== Page text ==
▽
Many, even in the electric power industry, do not realize how limited visibility into the distribution system is in today’s legacy distribution system, said Association of Edison Illuminating Companies Vice President, Technical Strategy, Elizabeth Cook. “Regulators and policymakers need to allow utility investments in foundational distribution system sensor and measuring technologies,” she added.
The communications technologies and software platforms now being used “are not dynamic enough” to capture the potential benefits of today’s dynamic DER technologies, Cook continued. But obtaining the needed distribution system baseline information and modeling data will require “a systematic overhaul” of technology and operations, she said.
To advance the overhaul, and enable VPPs to provide system flexibility and reliability, EPRI and Kraken are launching their Mercury initiative to develop interoperability guidelines and practices for DER, said Kraken Chief Marketing and Flexibility Officer Devrim Celal. The initiative will begin by developing a leadership group of VPP stakeholders, Celal said.
Like the Bluetooth Special Interest Group that was founded in 1998 and developed wireless device standards, VPP stakeholders will identify DER communications protocols, Celal said. The greater visibility and more accurate control of the component devices “will enable VPPs to better balance loads, reduce system congestion, and interact with wholesale markets,” he added.
An effort will follow to bring an even wider range of VPP stakeholders into EPRI’s Flexible Interoperable Technologies, or FLEXIT, initiative. The initative’s objective is to go beyond Mercury by simplifying DER integration “through standardizing service definitions and interfaces; and to develop a future-proof implementation strategy,” EPRI said.
“Diverse stakeholders including utilities, DER manufacturers, VPP aggregators, researchers, and government agencies, will help develop a public VPP aggregation and technical framework for a utility-to-aggregator interface,” EPRI’s Mansoor added.
△
(Entries from a dataset)
▽
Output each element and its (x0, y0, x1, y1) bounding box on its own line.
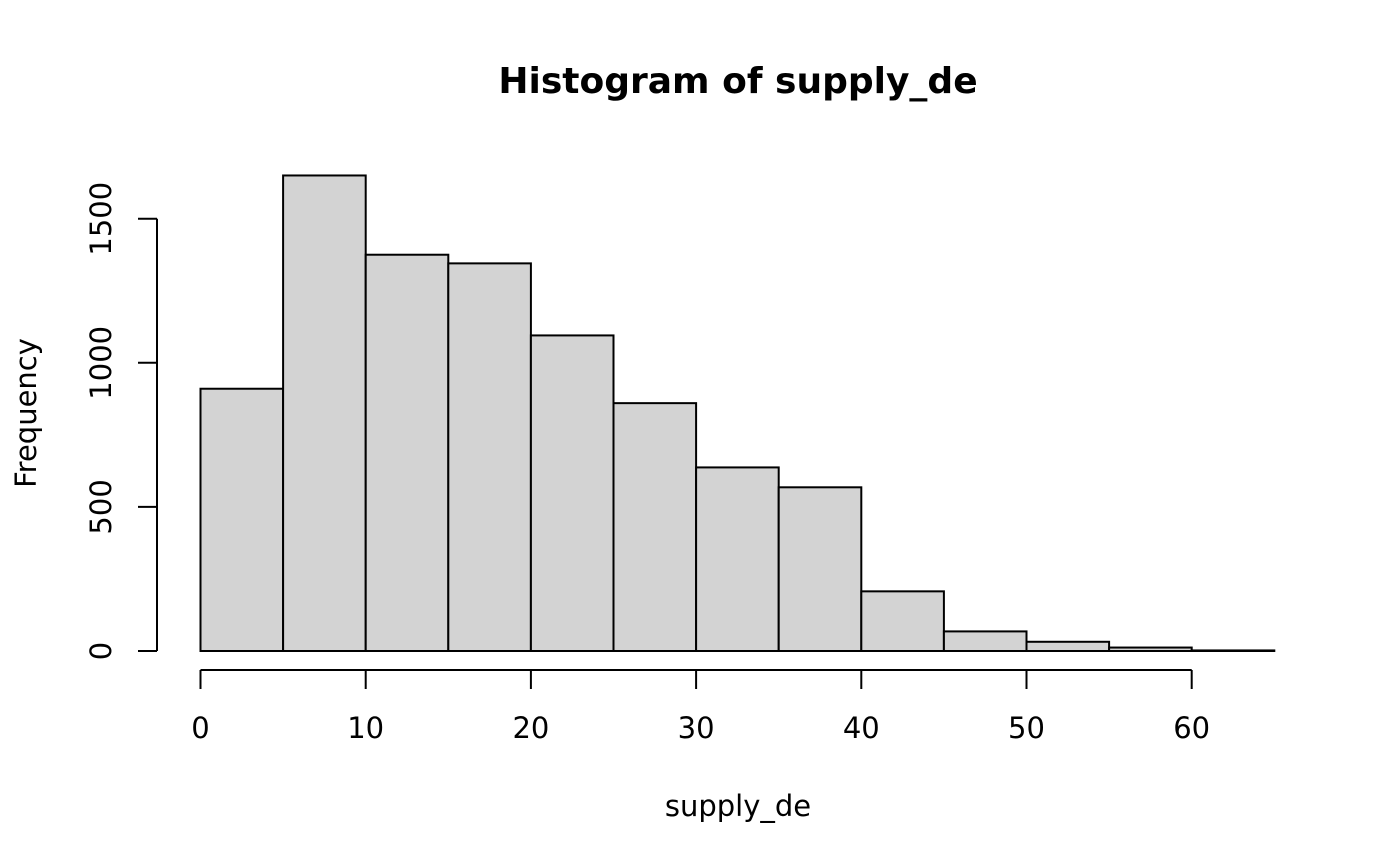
y-tick-label-3: 1500 (84, 182, 118, 256)
histogram-bar-8 (860, 590, 945, 652)
x-tick-label-4: 40 (843, 711, 880, 745)
y-tick-label-2: 1000 (84, 326, 118, 400)
y-tick-label-0: 0 (84, 642, 118, 660)
histogram-bar-3 (447, 262, 532, 652)
chart-title: Histogram of supply_de (498, 61, 977, 102)
bars-group (199, 174, 1276, 653)
histogram-bar-2 (364, 253, 450, 652)
x-tick-label-5: 50 (1008, 711, 1045, 745)
histogram-bar-5 (612, 402, 698, 653)
histogram-bar-9 (942, 630, 1028, 653)
x-tick-label-6: 60 (1173, 711, 1210, 745)
histogram-bar-1 (282, 174, 367, 652)
histogram-bar-11 (1108, 646, 1193, 653)
y-tick-label-1: 500 (84, 479, 118, 534)
x-axis: 0 10 20 30 40 50 60 (191, 669, 1210, 745)
histogram-bar-10 (1025, 640, 1111, 652)
histogram-bar-12 (1190, 649, 1276, 652)
y-axis-label: Frequency (9, 338, 43, 488)
histogram-bar-7 (777, 486, 863, 652)
y-axis: 0 500 1000 1500 (84, 182, 158, 660)
x-tick-label-2: 20 (512, 711, 549, 745)
histogram-bar-4 (529, 334, 615, 652)
histogram-bar-0 (199, 387, 285, 652)
histogram-bar-6 (695, 466, 780, 652)
x-tick-label-1: 10 (347, 711, 384, 745)
x-tick-label-0: 0 (191, 711, 209, 745)
x-axis-label: supply_de (665, 789, 811, 823)
x-tick-label-3: 30 (678, 711, 715, 745)
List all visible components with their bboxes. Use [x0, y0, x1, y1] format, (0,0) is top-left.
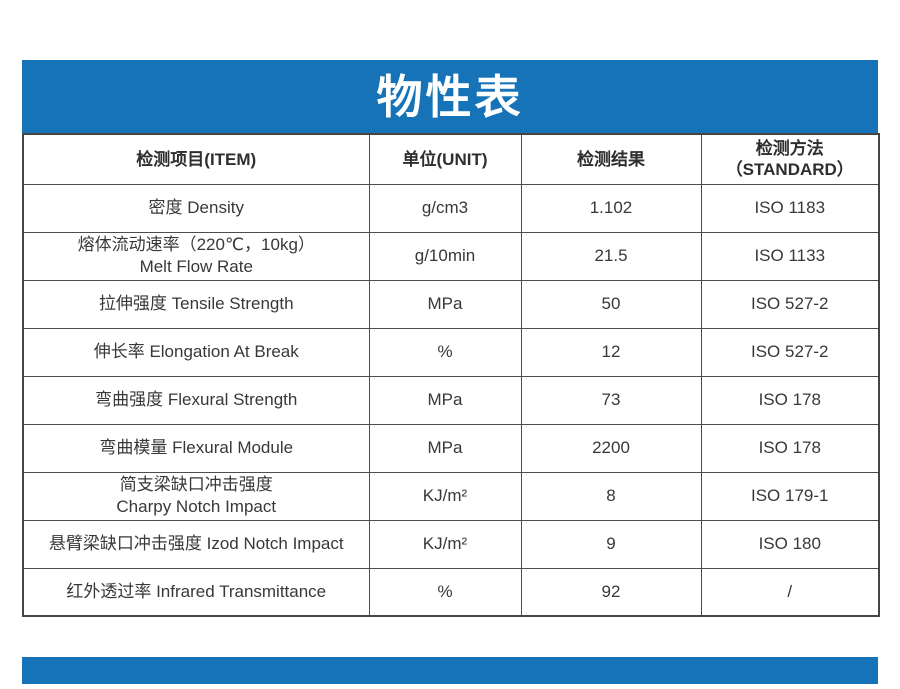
col-header-unit-label: 单位(UNIT): [402, 149, 488, 169]
unit-cell: MPa: [368, 279, 522, 329]
table-row-flexural-module: 弯曲模量 Flexural Module MPa 2200 ISO 178: [22, 423, 880, 473]
item-cell: 弯曲强度 Flexural Strength: [22, 375, 370, 425]
item-label: 红外透过率 Infrared Transmittance: [66, 581, 327, 601]
title-banner: 物性表: [22, 60, 878, 133]
standard-cell: ISO 1133: [700, 231, 880, 281]
table-row-density: 密度 Density g/cm3 1.102 ISO 1183: [22, 183, 880, 233]
table-header-row: 检测项目(ITEM) 单位(UNIT) 检测结果 检测方法 （STANDARD）: [22, 133, 880, 185]
standard-cell: ISO 527-2: [700, 279, 880, 329]
item-label: 简支梁缺口冲击强度: [119, 475, 273, 494]
item-label: 熔体流动速率（220℃，10kg）: [77, 235, 315, 254]
table-row-tensile-strength: 拉伸强度 Tensile Strength MPa 50 ISO 527-2: [22, 279, 880, 329]
standard-cell: ISO 1183: [700, 183, 880, 233]
table-row-elongation: 伸长率 Elongation At Break % 12 ISO 527-2: [22, 327, 880, 377]
col-header-standard-label-line1: 检测方法: [755, 139, 824, 159]
item-label: 悬臂梁缺口冲击强度 Izod Notch Impact: [48, 534, 344, 553]
table-row-charpy-notch-impact: 简支梁缺口冲击强度 Charpy Notch Impact KJ/m² 8 IS…: [22, 471, 880, 521]
item-cell: 拉伸强度 Tensile Strength: [22, 279, 370, 329]
result-cell: 21.5: [520, 231, 702, 281]
item-cell: 悬臂梁缺口冲击强度 Izod Notch Impact: [22, 519, 370, 569]
item-cell: 密度 Density: [22, 183, 370, 233]
item-cell: 熔体流动速率（220℃，10kg） Melt Flow Rate: [22, 231, 370, 281]
col-header-result: 检测结果: [520, 133, 702, 185]
unit-cell: MPa: [368, 423, 522, 473]
item-label-line2: Melt Flow Rate: [139, 257, 253, 276]
table-row-izod-notch-impact: 悬臂梁缺口冲击强度 Izod Notch Impact KJ/m² 9 ISO …: [22, 519, 880, 569]
result-cell: 9: [520, 519, 702, 569]
item-cell: 伸长率 Elongation At Break: [22, 327, 370, 377]
col-header-standard-label-line2: （STANDARD）: [725, 160, 854, 180]
table-row-flexural-strength: 弯曲强度 Flexural Strength MPa 73 ISO 178: [22, 375, 880, 425]
unit-cell: g/cm3: [368, 183, 522, 233]
result-cell: 92: [520, 567, 702, 617]
item-label: 弯曲模量 Flexural Module: [99, 438, 294, 457]
unit-cell: KJ/m²: [368, 471, 522, 521]
item-label: 密度 Density: [148, 198, 244, 217]
unit-cell: MPa: [368, 375, 522, 425]
item-label: 伸长率 Elongation At Break: [93, 342, 299, 361]
unit-cell: %: [368, 567, 522, 617]
footer-accent-bar: [22, 657, 878, 684]
item-cell: 红外透过率 Infrared Transmittance: [22, 567, 370, 617]
unit-cell: g/10min: [368, 231, 522, 281]
table-row-melt-flow-rate: 熔体流动速率（220℃，10kg） Melt Flow Rate g/10min…: [22, 231, 880, 281]
table-row-infrared-transmittance: 红外透过率 Infrared Transmittance % 92 /: [22, 567, 880, 617]
item-label: 弯曲强度 Flexural Strength: [95, 390, 298, 409]
unit-cell: %: [368, 327, 522, 377]
result-cell: 50: [520, 279, 702, 329]
page-title: 物性表: [376, 70, 524, 123]
result-cell: 2200: [520, 423, 702, 473]
unit-cell: KJ/m²: [368, 519, 522, 569]
standard-cell: ISO 180: [700, 519, 880, 569]
col-header-item: 检测项目(ITEM): [22, 133, 370, 185]
standard-cell: ISO 178: [700, 375, 880, 425]
result-cell: 8: [520, 471, 702, 521]
standard-cell: ISO 178: [700, 423, 880, 473]
properties-table: 检测项目(ITEM) 单位(UNIT) 检测结果 检测方法 （STANDARD）…: [22, 133, 880, 617]
col-header-standard: 检测方法 （STANDARD）: [700, 133, 880, 185]
standard-cell: ISO 179-1: [700, 471, 880, 521]
result-cell: 1.102: [520, 183, 702, 233]
col-header-result-label: 检测结果: [577, 149, 645, 169]
item-cell: 弯曲模量 Flexural Module: [22, 423, 370, 473]
result-cell: 73: [520, 375, 702, 425]
standard-cell: /: [700, 567, 880, 617]
col-header-item-label: 检测项目(ITEM): [136, 149, 257, 169]
item-cell: 简支梁缺口冲击强度 Charpy Notch Impact: [22, 471, 370, 521]
col-header-unit: 单位(UNIT): [368, 133, 522, 185]
item-label: 拉伸强度 Tensile Strength: [98, 294, 294, 313]
standard-cell: ISO 527-2: [700, 327, 880, 377]
result-cell: 12: [520, 327, 702, 377]
item-label-line2: Charpy Notch Impact: [116, 497, 277, 516]
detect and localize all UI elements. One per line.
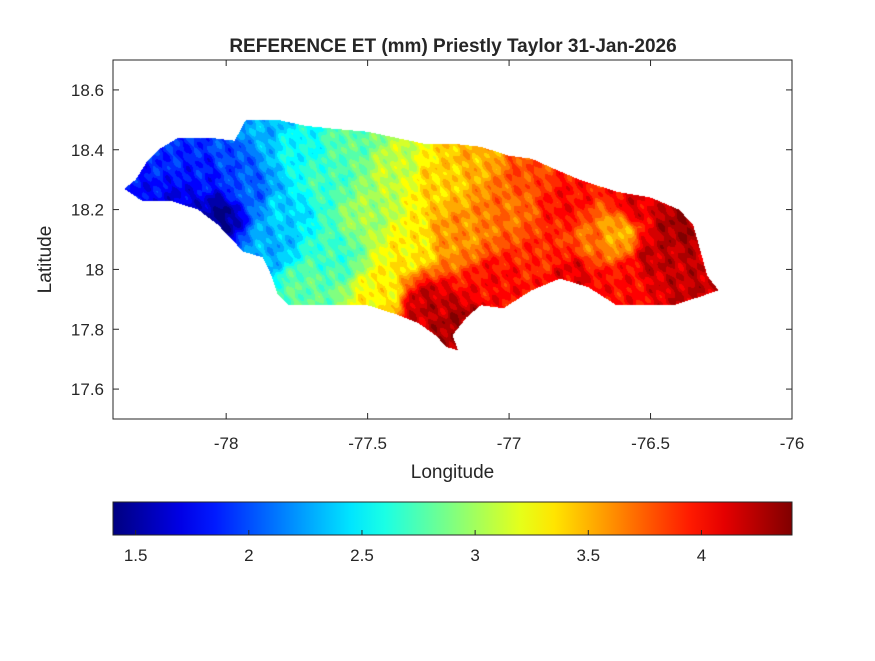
x-tick-label: -76 (780, 434, 805, 453)
y-tick-label: 18.6 (71, 81, 104, 100)
colorbar-tick-label: 3.5 (576, 546, 600, 565)
y-tick-label: 18.4 (71, 141, 104, 160)
colorbar-tick-label: 2.5 (350, 546, 374, 565)
y-tick-label: 18 (85, 260, 104, 279)
y-tick-label: 17.8 (71, 320, 104, 339)
y-tick-label: 17.6 (71, 380, 104, 399)
x-axis-label: Longitude (411, 462, 494, 483)
et-heatmap-image (122, 117, 721, 353)
colorbar-gradient (112, 501, 793, 536)
y-axis-label: Latitude (35, 226, 56, 294)
chart-title: REFERENCE ET (mm) Priestly Taylor 31-Jan… (229, 36, 676, 57)
x-tick-label: -77 (497, 434, 522, 453)
x-tick-label: -77.5 (348, 434, 387, 453)
plot-area (112, 59, 793, 420)
colorbar-tick-label: 3 (470, 546, 479, 565)
colorbar-tick-label: 4 (697, 546, 706, 565)
x-tick-label: -76.5 (631, 434, 670, 453)
y-tick-label: 18.2 (71, 201, 104, 220)
colorbar-tick-label: 2 (244, 546, 253, 565)
x-tick-label: -78 (214, 434, 239, 453)
colorbar: 1.5 2 2.5 3 3.5 4 (112, 501, 793, 565)
axis-ticks: -78 -77.5 -77 -76.5 -76 17.6 17.8 18 18.2 18.4 18.… (71, 60, 804, 453)
colorbar-tick-label: 1.5 (124, 546, 148, 565)
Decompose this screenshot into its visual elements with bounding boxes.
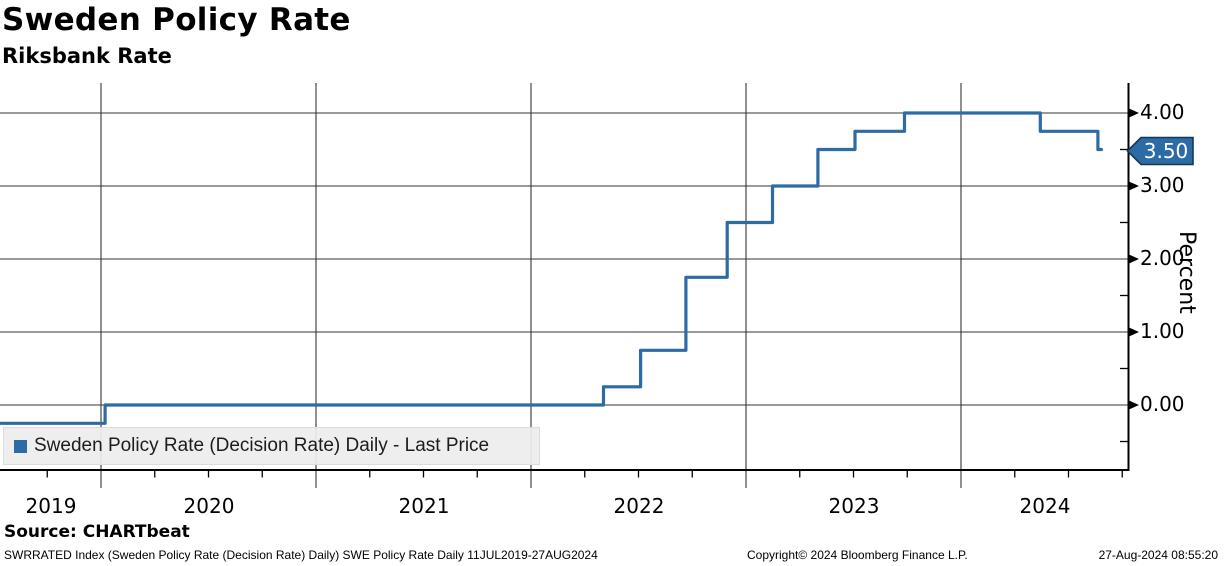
- y-axis-title: Percent: [1174, 231, 1199, 314]
- y-tick-arrow-icon: [1129, 400, 1139, 410]
- timestamp: 27-Aug-2024 08:55:20: [1098, 548, 1218, 562]
- legend-marker-icon: [14, 439, 27, 453]
- y-tick-label: 0.00: [1140, 392, 1185, 416]
- ticker-info: SWRRATED Index (Sweden Policy Rate (Deci…: [4, 548, 598, 562]
- y-tick-arrow-icon: [1129, 327, 1139, 337]
- y-tick-arrow-icon: [1129, 254, 1139, 264]
- legend-label: Sweden Policy Rate (Decision Rate) Daily…: [34, 435, 490, 456]
- policy-rate-step-line: [0, 111, 1103, 425]
- y-tick-label: 2.00: [1140, 246, 1185, 270]
- y-tick-arrow-icon: [1129, 108, 1139, 118]
- y-tick-label: 4.00: [1140, 100, 1185, 124]
- legend: Sweden Policy Rate (Decision Rate) Daily…: [3, 427, 540, 465]
- chart-title: Sweden Policy Rate: [2, 2, 351, 38]
- x-tick-label: 2019: [25, 494, 77, 518]
- copyright: Copyright© 2024 Bloomberg Finance L.P.: [747, 548, 968, 562]
- last-price-badge: [1126, 136, 1194, 166]
- x-tick-label: 2020: [183, 494, 235, 518]
- x-tick-label: 2024: [1019, 494, 1071, 518]
- source-label: Source: CHARTbeat: [4, 522, 190, 542]
- x-tick-label: 2023: [828, 494, 880, 518]
- chart-subtitle: Riksbank Rate: [2, 44, 172, 68]
- last-price-value: 3.50: [1143, 139, 1189, 163]
- x-tick-label: 2022: [613, 494, 665, 518]
- y-tick-label: 1.00: [1140, 319, 1185, 343]
- y-tick-label: 3.00: [1140, 173, 1185, 197]
- y-tick-arrow-icon: [1129, 181, 1139, 191]
- x-tick-label: 2021: [398, 494, 450, 518]
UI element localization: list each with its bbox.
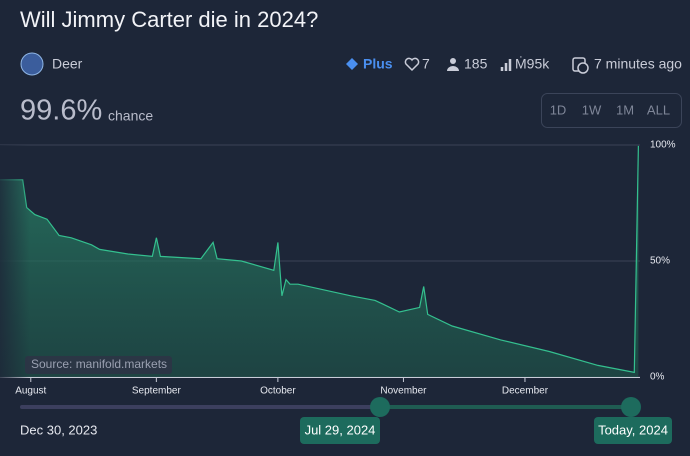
y-tick-label: 100% [650, 140, 676, 151]
slider-track [20, 405, 380, 409]
heart-icon[interactable] [404, 57, 420, 72]
range-selector [541, 93, 682, 128]
y-tick-label: 50% [650, 256, 670, 267]
area [0, 145, 639, 377]
plus-icon [346, 58, 358, 70]
x-tick-label: September [132, 386, 182, 397]
chart: 0% 50% 100% August September October November D… [0, 140, 676, 397]
updated: 7 minutes ago [594, 56, 682, 72]
range-button[interactable]: 1D [550, 102, 567, 117]
left-fade [0, 145, 30, 378]
slider-handle-from[interactable] [370, 397, 390, 417]
slider-start: Dec 30, 2023 [20, 422, 97, 437]
slider-range [380, 405, 632, 409]
x-tick-label: December [502, 386, 549, 397]
y-tick-label: 0% [650, 372, 665, 383]
x-tick-label: October [260, 386, 296, 397]
range-button[interactable]: 1M [616, 102, 634, 117]
clock-icon-face [577, 62, 589, 74]
source[interactable]: Source: manifold.markets [31, 357, 167, 371]
market-title: Will Jimmy Carter die in 2024? [20, 7, 318, 32]
slider-to: Today, 2024 [598, 422, 668, 437]
trader-icon [450, 58, 456, 64]
creator[interactable]: Deer [52, 56, 83, 72]
slider-from-badge [300, 417, 380, 444]
tier[interactable]: Plus [363, 56, 393, 72]
volume-icon [500, 59, 512, 71]
likes: 7 [422, 56, 430, 72]
volume: Ṁ95k [515, 55, 550, 72]
slider-handle-to[interactable] [621, 397, 641, 417]
line [0, 145, 639, 374]
traders: 185 [464, 56, 488, 72]
slider-from: Jul 29, 2024 [305, 422, 376, 437]
avatar[interactable] [21, 53, 43, 75]
x-tick-label: November [380, 386, 427, 397]
range-button[interactable]: 1W [582, 102, 602, 117]
avatar-ring [20, 52, 44, 76]
probability-label: chance [108, 108, 153, 124]
slider-to-badge [594, 417, 672, 444]
range-button[interactable]: ALL [647, 102, 670, 117]
source-badge [25, 356, 172, 374]
trader-icon-body [447, 66, 459, 71]
probability: 99.6% [20, 95, 102, 127]
x-tick-label: August [15, 386, 46, 397]
range-buttons: 1D 1W 1M ALL [550, 102, 670, 117]
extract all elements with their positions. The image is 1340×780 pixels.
△
== Objective 1 ==
Return the text on distribution system visibility and virtual power plant interoperability in full, word for word.
== Objective 2 ==
Output the lines of the records as a numbered list with blank lines omitted. Begin at the line that contains "y-tick-label: 100% [650, 140, 676, 151]" and stop after the final line of the records.

== Task result 1 ==
Many, even in the electric power industry, do not realize how limited visibility into the distribution system is in today’s legacy distribution system, said Association of Edison Illuminating Companies Vice President, Technical Strategy, Elizabeth Cook. “Regulators and policymakers need to allow utility investments in foundational distribution system sensor and measuring technologies,” she added.
The communications technologies and software platforms now being used “are not dynamic enough” to capture the potential benefits of today’s dynamic DER technologies, Cook continued. But obtaining the needed distribution system baseline information and modeling data will require “a systematic overhaul” of technology and operations, she said.
To advance the overhaul, and enable VPPs to provide system flexibility and reliability, EPRI and Kraken are launching their Mercury initiative to develop interoperability guidelines and practices for DER, said Kraken Chief Marketing and Flexibility Officer Devrim Celal. The initiative will begin by developing a leadership group of VPP stakeholders, Celal said.
Like the Bluetooth Special Interest Group that was founded in 1998 and developed wireless device standards, VPP stakeholders will identify DER communications protocols, Celal said. The greater visibility and more accurate control of the component devices “will enable VPPs to better balance loads, reduce system congestion, and interact with wholesale markets,” he added.
An effort will follow to bring an even wider range of VPP stakeholders into EPRI’s Flexible Interoperable Technologies, or FLEXIT, initiative. The initative’s objective is to go beyond Mercury by simplifying DER integration “through standardizing service definitions and interfaces; and to develop a future-proof implementation strategy,” EPRI said.
“Diverse stakeholders including utilities, DER manufacturers, VPP aggregators, researchers, and government agencies, will help develop a public VPP aggregation and technical framework for a utility-to-aggregator interface,” EPRI’s Mansoor added.

== Task result 2 ==
1. y-tick-label: 100% [650, 140, 676, 151]
2. slider-track [20, 405, 380, 409]
3. heart-icon[interactable] [404, 57, 420, 72]
4. range-selector [541, 93, 682, 128]
5. y-tick-label: 50% [650, 256, 670, 267]
6. area [0, 145, 639, 377]
7. plus-icon [346, 58, 358, 70]
8. x-tick-label: September [132, 386, 182, 397]
9. chart: 0% 50% 100% August September October November D… [0, 140, 676, 397]
10. updated: 7 minutes ago [594, 56, 682, 72]
11. range-button[interactable]: 1D [550, 102, 567, 117]
12. left-fade [0, 145, 30, 378]
13. slider-handle-from[interactable] [370, 397, 390, 417]
14. slider-start: Dec 30, 2023 [20, 422, 97, 437]
15. slider-range [380, 405, 632, 409]
16. x-tick-label: December [502, 386, 549, 397]
17. y-tick-label: 0% [650, 372, 665, 383]
18. x-tick-label: October [260, 386, 296, 397]
19. range-button[interactable]: 1M [616, 102, 634, 117]
20. clock-icon-face [577, 62, 589, 74]
21. source[interactable]: Source: manifold.markets [31, 357, 167, 371]
22. market-title: Will Jimmy Carter die in 2024? [20, 7, 318, 32]
23. slider-to: Today, 2024 [598, 422, 668, 437]
24. trader-icon [450, 58, 456, 64]
25. creator[interactable]: Deer [52, 56, 83, 72]
26. slider-from-badge [300, 417, 380, 444]
27. tier[interactable]: Plus [363, 56, 393, 72]
28. volume-icon [500, 59, 512, 71]
29. likes: 7 [422, 56, 430, 72]
30. volume: Ṁ95k [515, 55, 550, 72]
31. slider-handle-to[interactable] [621, 397, 641, 417]
32. line [0, 145, 639, 374]
33. traders: 185 [464, 56, 488, 72]
34. slider-from: Jul 29, 2024 [305, 422, 376, 437]
35. avatar[interactable] [21, 53, 43, 75]
36. x-tick-label: November [380, 386, 427, 397]
37. range-button[interactable]: 1W [582, 102, 602, 117]
38. avatar-ring [20, 52, 44, 76]
39. probability-label: chance [108, 108, 153, 124]
40. slider-to-badge [594, 417, 672, 444]
41. range-button[interactable]: ALL [647, 102, 670, 117]
42. source-badge [25, 356, 172, 374]
43. trader-icon-body [447, 66, 459, 71]
44. probability: 99.6% [20, 95, 102, 127]
45. x-tick-label: August [15, 386, 46, 397]
46. range-buttons: 1D 1W 1M ALL [550, 102, 670, 117]
47. extract all elements with their positions. The image is 1340×780 pixels.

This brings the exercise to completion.